### [Information provided]
________________________________________
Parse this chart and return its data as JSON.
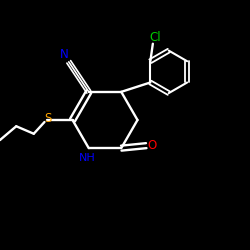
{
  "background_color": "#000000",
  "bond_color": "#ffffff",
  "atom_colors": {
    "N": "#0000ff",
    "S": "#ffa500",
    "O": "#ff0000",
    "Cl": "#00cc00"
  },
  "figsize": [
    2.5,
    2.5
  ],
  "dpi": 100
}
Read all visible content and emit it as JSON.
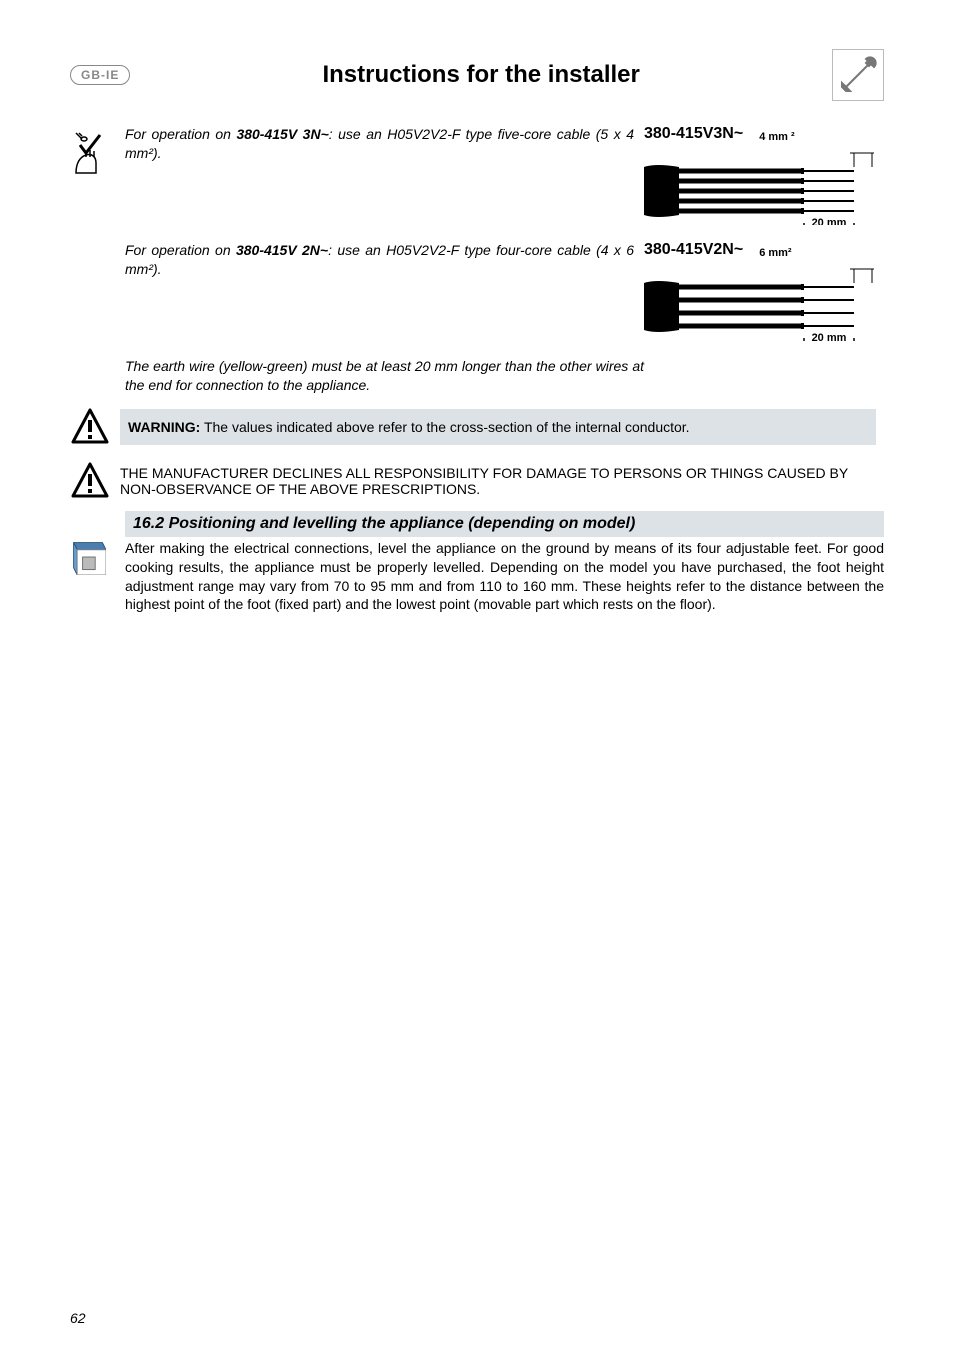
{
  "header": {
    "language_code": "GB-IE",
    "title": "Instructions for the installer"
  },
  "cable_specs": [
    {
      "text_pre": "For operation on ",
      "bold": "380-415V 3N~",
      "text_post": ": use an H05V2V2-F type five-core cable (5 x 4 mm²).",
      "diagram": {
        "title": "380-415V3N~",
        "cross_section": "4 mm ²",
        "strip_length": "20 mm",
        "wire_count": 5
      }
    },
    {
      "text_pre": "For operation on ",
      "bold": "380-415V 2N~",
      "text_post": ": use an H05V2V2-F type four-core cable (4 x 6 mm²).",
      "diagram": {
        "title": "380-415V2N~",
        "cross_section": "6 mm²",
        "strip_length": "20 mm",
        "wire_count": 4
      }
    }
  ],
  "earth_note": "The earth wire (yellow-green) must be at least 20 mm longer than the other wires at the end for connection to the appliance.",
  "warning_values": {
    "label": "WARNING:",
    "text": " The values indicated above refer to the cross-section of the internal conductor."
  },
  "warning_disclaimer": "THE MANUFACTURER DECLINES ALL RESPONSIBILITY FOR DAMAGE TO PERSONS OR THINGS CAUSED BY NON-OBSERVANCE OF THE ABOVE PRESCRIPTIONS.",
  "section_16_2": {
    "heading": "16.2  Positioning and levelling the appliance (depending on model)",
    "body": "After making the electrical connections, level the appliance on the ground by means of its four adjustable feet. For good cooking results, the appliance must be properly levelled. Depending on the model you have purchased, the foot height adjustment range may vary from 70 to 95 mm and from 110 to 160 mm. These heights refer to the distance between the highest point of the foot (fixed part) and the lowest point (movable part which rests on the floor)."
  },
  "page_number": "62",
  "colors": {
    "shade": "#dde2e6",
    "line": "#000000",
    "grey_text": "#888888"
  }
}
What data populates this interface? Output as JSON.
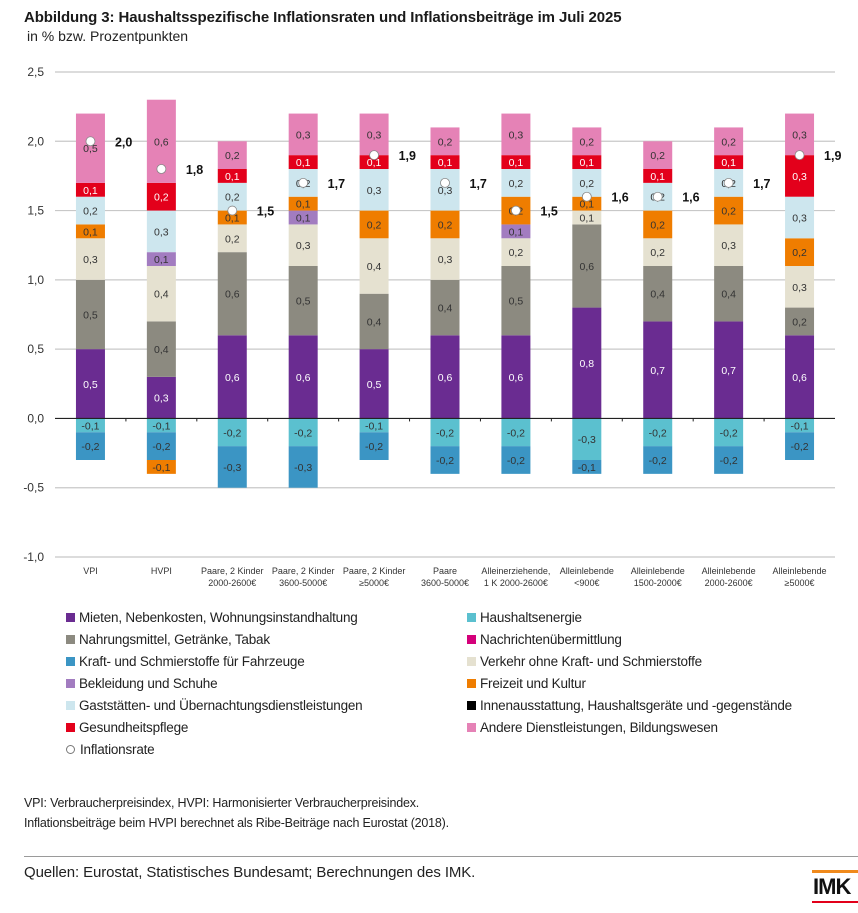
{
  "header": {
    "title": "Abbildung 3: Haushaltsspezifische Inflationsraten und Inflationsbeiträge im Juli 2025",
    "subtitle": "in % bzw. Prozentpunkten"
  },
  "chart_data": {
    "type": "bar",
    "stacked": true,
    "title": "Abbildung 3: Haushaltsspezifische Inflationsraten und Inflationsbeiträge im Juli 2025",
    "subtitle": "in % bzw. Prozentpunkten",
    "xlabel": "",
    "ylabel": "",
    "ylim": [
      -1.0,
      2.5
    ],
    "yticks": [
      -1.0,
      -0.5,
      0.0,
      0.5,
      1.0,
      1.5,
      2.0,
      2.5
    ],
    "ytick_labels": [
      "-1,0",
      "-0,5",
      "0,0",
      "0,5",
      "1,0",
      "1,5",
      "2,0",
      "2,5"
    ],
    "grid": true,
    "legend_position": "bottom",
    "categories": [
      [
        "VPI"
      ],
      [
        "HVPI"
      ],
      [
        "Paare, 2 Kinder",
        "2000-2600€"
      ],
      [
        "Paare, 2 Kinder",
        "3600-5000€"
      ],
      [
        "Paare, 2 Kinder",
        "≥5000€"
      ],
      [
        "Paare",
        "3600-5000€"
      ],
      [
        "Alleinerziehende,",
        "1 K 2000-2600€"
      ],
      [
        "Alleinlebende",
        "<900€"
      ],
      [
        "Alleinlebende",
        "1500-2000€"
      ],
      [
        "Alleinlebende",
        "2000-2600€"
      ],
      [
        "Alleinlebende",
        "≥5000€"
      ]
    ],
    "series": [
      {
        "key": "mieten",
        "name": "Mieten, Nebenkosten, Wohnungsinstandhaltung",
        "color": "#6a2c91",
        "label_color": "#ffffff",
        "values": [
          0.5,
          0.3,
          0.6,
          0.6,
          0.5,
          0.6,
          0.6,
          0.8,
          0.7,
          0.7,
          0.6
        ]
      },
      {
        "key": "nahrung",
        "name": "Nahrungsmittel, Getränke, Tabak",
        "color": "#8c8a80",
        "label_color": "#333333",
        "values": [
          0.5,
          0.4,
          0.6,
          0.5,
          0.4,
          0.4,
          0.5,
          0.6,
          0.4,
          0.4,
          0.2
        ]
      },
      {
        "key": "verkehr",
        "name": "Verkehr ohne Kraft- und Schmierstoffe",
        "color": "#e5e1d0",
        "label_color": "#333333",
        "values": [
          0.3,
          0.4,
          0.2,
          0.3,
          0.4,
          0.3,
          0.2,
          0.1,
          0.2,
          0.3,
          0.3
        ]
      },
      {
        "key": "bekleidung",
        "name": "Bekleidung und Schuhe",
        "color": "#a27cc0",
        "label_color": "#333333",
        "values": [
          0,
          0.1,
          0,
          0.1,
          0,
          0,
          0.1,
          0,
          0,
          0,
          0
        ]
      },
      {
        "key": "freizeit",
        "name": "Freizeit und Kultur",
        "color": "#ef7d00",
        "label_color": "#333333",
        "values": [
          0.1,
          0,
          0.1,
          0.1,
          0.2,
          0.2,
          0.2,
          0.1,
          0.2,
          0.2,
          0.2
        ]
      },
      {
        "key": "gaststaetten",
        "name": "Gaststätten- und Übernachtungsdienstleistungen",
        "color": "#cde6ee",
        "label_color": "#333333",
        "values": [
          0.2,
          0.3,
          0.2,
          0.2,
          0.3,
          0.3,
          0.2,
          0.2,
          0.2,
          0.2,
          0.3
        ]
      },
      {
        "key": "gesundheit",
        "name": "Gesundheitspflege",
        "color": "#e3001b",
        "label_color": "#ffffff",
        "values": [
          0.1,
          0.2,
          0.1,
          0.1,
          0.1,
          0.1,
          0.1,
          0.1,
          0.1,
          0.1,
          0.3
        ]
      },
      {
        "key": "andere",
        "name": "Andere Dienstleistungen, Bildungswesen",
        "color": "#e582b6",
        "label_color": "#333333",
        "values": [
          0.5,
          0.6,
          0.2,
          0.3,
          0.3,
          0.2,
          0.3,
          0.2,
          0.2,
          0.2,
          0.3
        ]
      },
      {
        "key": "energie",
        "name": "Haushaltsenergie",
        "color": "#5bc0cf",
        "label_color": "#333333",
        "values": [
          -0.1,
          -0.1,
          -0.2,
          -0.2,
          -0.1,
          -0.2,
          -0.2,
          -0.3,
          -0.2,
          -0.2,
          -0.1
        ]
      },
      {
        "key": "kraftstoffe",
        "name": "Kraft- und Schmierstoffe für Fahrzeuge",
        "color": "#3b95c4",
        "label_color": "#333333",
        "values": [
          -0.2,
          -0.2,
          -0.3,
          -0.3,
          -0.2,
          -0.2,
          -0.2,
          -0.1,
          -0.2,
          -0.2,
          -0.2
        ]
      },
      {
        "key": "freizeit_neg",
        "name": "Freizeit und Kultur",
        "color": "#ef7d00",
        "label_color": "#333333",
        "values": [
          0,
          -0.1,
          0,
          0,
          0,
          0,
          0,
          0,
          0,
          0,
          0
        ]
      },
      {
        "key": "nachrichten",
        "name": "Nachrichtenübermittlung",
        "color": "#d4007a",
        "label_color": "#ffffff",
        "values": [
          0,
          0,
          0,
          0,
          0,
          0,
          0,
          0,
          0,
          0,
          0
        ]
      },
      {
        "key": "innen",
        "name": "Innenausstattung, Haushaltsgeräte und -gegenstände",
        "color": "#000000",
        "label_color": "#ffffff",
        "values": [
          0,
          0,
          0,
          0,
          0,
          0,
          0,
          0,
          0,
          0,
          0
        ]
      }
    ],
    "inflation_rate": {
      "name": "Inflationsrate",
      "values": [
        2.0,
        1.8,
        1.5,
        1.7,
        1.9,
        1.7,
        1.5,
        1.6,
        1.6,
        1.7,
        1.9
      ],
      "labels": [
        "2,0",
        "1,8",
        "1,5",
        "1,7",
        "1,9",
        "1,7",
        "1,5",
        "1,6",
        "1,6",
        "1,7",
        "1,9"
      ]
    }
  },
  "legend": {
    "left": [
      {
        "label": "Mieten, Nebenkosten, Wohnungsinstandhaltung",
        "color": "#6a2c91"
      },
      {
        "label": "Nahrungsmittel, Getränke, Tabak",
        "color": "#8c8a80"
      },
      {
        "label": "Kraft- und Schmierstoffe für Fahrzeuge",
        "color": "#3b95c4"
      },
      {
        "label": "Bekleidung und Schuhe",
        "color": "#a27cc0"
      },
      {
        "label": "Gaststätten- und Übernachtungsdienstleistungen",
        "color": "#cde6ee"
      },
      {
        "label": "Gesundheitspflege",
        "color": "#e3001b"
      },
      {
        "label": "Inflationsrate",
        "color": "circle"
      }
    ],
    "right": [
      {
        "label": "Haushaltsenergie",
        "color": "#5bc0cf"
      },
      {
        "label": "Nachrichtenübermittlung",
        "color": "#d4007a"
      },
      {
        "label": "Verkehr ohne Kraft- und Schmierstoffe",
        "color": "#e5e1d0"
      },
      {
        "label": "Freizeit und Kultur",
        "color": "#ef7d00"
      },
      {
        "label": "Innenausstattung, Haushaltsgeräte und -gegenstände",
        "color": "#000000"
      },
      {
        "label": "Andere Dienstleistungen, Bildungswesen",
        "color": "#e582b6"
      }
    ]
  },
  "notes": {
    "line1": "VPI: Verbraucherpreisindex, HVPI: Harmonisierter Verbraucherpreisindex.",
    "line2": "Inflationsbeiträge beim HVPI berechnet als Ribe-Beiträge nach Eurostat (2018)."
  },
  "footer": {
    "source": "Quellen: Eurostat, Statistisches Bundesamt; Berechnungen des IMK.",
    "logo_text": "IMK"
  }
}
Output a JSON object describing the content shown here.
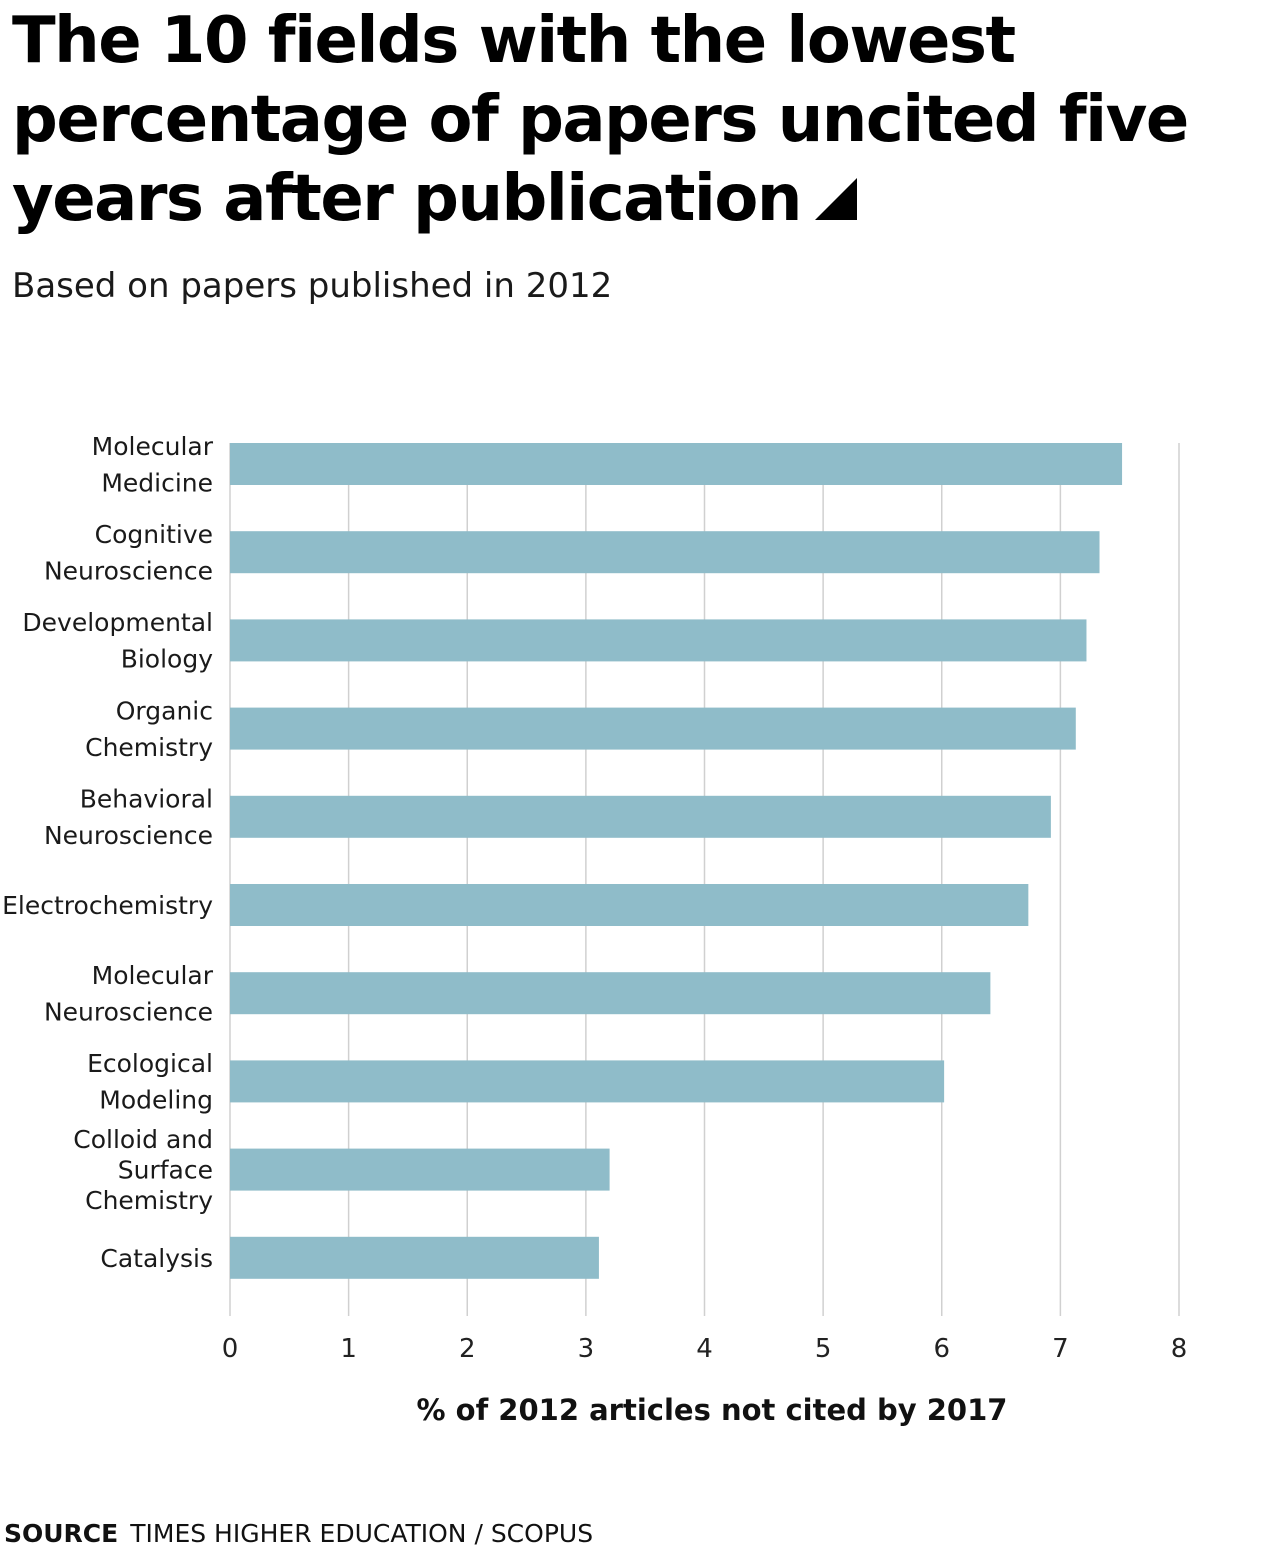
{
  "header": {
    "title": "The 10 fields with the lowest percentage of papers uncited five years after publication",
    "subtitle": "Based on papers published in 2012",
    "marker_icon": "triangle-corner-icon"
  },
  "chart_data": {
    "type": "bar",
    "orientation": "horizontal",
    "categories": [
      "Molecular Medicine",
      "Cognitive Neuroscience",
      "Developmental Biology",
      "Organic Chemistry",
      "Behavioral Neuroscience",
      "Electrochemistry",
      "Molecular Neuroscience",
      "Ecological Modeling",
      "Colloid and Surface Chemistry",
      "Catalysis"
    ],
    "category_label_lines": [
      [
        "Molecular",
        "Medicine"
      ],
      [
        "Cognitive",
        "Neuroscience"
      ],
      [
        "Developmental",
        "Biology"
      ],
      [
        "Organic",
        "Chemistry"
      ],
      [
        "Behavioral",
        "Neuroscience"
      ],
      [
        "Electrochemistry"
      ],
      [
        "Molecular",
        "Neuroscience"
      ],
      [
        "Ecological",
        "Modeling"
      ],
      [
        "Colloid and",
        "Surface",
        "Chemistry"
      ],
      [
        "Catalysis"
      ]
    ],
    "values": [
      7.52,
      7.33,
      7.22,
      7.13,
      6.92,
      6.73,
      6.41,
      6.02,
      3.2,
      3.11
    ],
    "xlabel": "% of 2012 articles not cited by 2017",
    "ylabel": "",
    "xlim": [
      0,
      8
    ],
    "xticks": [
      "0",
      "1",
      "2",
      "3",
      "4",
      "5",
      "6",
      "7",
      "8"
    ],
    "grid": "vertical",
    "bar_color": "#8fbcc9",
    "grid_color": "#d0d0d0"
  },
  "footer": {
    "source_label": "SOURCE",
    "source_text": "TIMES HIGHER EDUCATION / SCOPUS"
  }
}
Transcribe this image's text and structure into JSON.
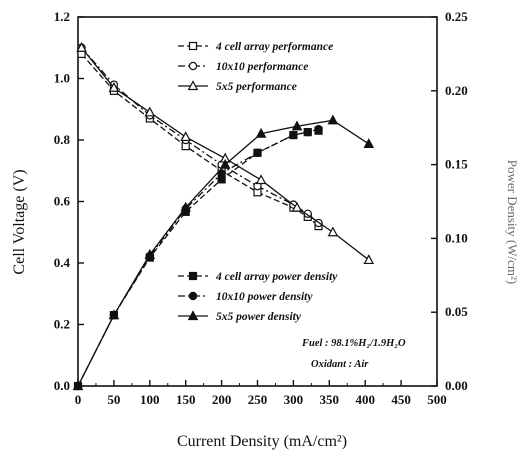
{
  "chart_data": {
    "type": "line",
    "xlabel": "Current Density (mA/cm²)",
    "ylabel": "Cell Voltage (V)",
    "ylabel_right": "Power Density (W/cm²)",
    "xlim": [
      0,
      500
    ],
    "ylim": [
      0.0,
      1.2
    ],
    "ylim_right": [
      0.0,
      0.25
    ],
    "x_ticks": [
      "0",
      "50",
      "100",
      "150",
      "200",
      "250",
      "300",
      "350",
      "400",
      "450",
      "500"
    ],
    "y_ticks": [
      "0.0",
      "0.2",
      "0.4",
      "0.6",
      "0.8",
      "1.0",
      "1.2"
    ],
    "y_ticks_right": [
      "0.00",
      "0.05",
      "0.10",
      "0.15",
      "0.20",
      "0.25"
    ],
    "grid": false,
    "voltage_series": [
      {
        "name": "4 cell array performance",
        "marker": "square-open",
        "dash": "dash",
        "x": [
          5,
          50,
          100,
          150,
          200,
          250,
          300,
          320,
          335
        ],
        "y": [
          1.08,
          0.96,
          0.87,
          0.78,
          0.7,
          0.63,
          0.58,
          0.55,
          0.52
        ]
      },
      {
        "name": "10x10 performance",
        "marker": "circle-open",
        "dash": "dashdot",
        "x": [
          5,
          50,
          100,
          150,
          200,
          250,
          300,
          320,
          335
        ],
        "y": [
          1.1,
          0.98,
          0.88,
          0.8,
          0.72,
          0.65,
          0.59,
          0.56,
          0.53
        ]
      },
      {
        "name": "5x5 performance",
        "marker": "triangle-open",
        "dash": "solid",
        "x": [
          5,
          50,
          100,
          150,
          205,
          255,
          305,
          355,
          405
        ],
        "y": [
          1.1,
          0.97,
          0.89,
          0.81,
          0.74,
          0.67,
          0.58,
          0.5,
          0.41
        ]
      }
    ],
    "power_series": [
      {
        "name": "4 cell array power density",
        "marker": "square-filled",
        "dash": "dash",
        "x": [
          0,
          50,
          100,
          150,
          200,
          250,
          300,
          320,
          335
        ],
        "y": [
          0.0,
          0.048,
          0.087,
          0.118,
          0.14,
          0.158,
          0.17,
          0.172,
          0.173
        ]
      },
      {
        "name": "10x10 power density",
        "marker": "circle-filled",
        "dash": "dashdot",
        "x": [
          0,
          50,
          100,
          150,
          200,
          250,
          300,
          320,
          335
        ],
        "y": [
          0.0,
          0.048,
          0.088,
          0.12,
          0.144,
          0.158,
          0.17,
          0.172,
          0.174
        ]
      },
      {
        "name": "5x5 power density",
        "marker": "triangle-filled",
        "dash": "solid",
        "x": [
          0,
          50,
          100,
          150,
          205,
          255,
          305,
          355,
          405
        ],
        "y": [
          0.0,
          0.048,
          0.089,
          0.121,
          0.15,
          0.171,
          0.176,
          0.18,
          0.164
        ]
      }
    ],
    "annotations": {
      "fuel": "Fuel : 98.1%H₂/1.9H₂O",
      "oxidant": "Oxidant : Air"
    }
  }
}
________________________________________
### [Exercise]
Show all lines in the entries above where the word "core" appears.

### [Task output]
      "text_post": ": use an H05V2V2-F type five-core cable (5 x 4 mm²).",
      "text_post": ": use an H05V2V2-F type four-core cable (4 x 6 mm²).",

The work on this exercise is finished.